• **Stated task**
Return the lines unchanged, starting at the first line and ending at the line that contains "sofa [245,675,430,707]", with both of those lines included.

Region boundary data:

┌──

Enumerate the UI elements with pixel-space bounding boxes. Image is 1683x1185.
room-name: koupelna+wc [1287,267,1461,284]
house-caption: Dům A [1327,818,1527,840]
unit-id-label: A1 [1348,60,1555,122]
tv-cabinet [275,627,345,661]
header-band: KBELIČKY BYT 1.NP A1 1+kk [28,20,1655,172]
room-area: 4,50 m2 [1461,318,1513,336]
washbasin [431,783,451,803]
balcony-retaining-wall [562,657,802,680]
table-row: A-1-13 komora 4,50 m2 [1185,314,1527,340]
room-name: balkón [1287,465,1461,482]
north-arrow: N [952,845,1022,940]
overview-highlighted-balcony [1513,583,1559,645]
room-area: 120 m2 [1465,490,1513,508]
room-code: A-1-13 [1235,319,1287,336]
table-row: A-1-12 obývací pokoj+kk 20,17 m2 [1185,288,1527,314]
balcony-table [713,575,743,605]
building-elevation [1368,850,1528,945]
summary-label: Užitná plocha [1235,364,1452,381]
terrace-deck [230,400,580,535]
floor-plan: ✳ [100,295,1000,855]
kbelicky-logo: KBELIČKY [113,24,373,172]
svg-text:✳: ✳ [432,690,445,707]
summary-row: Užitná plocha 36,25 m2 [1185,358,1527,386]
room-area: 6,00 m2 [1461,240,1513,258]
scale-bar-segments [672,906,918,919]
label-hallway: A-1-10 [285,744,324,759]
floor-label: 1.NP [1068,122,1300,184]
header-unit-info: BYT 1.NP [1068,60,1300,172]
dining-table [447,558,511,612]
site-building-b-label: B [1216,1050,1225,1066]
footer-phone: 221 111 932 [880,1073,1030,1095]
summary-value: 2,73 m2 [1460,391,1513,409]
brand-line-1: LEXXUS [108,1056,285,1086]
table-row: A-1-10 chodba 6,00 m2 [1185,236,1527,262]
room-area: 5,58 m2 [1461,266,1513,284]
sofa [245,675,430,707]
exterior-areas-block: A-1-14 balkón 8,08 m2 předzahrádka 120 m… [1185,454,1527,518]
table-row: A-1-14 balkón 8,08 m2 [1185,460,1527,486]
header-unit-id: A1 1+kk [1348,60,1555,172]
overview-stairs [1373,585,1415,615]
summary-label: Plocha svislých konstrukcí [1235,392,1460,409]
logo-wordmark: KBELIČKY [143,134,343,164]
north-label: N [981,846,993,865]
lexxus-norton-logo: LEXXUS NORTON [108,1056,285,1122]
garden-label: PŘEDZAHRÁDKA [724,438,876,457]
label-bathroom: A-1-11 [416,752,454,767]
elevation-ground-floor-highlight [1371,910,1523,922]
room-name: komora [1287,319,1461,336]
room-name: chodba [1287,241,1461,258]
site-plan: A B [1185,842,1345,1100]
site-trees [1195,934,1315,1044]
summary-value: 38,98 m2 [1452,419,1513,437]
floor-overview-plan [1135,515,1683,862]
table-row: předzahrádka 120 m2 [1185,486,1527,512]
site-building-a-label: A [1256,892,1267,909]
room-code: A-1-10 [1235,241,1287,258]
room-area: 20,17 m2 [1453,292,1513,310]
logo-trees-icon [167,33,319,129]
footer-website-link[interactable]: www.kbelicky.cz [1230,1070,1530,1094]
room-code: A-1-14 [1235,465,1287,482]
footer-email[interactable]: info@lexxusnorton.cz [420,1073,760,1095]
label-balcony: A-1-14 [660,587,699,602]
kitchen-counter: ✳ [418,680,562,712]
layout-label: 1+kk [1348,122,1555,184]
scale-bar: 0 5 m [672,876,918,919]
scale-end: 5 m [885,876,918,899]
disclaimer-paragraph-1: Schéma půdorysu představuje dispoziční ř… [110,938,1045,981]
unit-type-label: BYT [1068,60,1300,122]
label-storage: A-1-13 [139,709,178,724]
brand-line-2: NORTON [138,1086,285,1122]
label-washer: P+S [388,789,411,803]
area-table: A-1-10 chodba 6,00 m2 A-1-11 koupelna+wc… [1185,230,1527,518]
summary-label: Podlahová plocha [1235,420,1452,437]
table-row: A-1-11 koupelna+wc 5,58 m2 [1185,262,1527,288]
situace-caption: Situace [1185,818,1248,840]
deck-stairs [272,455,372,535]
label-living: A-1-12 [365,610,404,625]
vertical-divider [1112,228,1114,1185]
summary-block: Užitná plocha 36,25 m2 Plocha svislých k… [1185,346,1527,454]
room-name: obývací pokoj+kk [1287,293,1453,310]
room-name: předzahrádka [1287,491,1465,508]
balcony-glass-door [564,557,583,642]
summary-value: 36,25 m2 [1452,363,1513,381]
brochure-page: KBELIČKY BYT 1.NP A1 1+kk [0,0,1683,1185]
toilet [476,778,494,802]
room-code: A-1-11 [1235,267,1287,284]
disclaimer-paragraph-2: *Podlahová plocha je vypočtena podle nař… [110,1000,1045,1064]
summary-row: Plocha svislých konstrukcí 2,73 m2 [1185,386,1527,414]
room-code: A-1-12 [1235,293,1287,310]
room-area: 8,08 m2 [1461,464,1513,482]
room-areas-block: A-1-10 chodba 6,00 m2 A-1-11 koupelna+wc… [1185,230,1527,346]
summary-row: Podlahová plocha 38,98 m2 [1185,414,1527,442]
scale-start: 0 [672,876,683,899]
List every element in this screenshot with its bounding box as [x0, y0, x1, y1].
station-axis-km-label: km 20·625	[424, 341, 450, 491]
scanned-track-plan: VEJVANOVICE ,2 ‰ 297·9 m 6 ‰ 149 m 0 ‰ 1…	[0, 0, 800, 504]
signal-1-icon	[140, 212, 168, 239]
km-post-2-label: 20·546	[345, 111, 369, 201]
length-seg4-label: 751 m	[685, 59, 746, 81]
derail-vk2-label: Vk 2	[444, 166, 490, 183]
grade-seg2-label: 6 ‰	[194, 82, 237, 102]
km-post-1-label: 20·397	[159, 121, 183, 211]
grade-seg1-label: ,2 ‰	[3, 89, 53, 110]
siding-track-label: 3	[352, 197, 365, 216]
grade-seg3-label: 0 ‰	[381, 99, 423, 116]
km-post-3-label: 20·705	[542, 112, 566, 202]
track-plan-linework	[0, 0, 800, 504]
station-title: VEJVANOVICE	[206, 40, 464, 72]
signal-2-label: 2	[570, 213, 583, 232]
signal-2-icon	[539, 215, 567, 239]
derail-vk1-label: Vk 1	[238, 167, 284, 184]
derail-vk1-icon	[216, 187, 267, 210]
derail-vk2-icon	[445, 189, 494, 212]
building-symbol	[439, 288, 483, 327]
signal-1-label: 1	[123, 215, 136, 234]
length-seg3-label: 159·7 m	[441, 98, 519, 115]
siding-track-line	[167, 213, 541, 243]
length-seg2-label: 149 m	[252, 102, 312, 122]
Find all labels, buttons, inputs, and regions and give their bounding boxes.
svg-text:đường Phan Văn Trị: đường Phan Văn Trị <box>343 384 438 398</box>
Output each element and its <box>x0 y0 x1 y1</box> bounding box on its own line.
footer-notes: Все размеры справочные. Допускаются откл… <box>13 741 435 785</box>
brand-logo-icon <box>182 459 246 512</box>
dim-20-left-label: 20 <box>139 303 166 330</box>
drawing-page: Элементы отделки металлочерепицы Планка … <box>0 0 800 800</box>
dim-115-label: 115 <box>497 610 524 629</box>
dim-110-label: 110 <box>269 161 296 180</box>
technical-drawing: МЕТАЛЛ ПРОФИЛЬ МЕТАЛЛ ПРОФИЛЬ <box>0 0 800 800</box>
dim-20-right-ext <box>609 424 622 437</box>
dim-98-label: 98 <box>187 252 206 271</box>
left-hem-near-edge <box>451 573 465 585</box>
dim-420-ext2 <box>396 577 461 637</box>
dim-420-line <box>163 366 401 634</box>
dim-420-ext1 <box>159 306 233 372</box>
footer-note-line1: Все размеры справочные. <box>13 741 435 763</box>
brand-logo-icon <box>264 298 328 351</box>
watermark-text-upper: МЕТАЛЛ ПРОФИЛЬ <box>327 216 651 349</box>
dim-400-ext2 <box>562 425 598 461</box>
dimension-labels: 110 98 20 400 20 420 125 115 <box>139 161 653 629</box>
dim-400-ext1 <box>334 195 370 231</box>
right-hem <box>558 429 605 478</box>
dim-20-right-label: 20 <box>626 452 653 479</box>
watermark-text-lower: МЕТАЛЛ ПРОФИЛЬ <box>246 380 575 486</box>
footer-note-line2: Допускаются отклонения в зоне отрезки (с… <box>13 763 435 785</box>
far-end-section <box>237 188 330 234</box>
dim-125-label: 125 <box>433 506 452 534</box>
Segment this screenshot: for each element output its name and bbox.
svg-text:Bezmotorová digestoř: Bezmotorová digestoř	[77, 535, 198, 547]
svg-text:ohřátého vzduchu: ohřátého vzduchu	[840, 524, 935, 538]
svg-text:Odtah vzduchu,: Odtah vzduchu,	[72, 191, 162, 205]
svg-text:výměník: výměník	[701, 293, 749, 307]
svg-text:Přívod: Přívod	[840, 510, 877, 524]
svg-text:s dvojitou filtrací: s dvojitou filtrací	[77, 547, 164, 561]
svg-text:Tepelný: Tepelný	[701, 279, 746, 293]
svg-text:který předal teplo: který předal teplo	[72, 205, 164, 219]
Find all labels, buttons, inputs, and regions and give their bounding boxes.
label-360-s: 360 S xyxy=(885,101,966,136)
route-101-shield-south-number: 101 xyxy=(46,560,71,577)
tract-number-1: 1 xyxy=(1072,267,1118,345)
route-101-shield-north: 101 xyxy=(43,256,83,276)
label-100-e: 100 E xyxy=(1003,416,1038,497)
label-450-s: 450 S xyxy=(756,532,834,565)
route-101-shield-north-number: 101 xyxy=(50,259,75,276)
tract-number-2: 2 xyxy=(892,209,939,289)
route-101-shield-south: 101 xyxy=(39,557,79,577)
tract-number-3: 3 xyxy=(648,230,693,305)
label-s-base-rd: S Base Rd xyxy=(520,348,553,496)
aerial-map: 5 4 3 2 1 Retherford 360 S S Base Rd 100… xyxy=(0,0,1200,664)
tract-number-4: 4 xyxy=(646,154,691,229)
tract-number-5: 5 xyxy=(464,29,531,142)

└──

• **Result**
Enumerate the UI elements with pixel-space bounding boxes. Image is 1683x1185.
room-name: koupelna+wc [1287,267,1461,284]
house-caption: Dům A [1327,818,1527,840]
unit-id-label: A1 [1348,60,1555,122]
tv-cabinet [275,627,345,661]
header-band: KBELIČKY BYT 1.NP A1 1+kk [28,20,1655,172]
room-area: 4,50 m2 [1461,318,1513,336]
washbasin [431,783,451,803]
balcony-retaining-wall [562,657,802,680]
table-row: A-1-13 komora 4,50 m2 [1185,314,1527,340]
room-name: balkón [1287,465,1461,482]
north-arrow: N [952,845,1022,940]
overview-highlighted-balcony [1513,583,1559,645]
room-area: 120 m2 [1465,490,1513,508]
room-code: A-1-13 [1235,319,1287,336]
table-row: A-1-12 obývací pokoj+kk 20,17 m2 [1185,288,1527,314]
balcony-table [713,575,743,605]
building-elevation [1368,850,1528,945]
summary-label: Užitná plocha [1235,364,1452,381]
terrace-deck [230,400,580,535]
floor-plan: ✳ [100,295,1000,855]
kbelicky-logo: KBELIČKY [113,24,373,172]
svg-text:✳: ✳ [432,690,445,707]
summary-row: Užitná plocha 36,25 m2 [1185,358,1527,386]
room-area: 6,00 m2 [1461,240,1513,258]
scale-bar-segments [672,906,918,919]
label-hallway: A-1-10 [285,744,324,759]
floor-label: 1.NP [1068,122,1300,184]
header-unit-info: BYT 1.NP [1068,60,1300,172]
dining-table [447,558,511,612]
site-building-b-label: B [1216,1050,1225,1066]
footer-phone: 221 111 932 [880,1073,1030,1095]
summary-value: 2,73 m2 [1460,391,1513,409]
brand-line-1: LEXXUS [108,1056,285,1086]
table-row: A-1-10 chodba 6,00 m2 [1185,236,1527,262]
room-area: 5,58 m2 [1461,266,1513,284]
sofa [245,675,430,707]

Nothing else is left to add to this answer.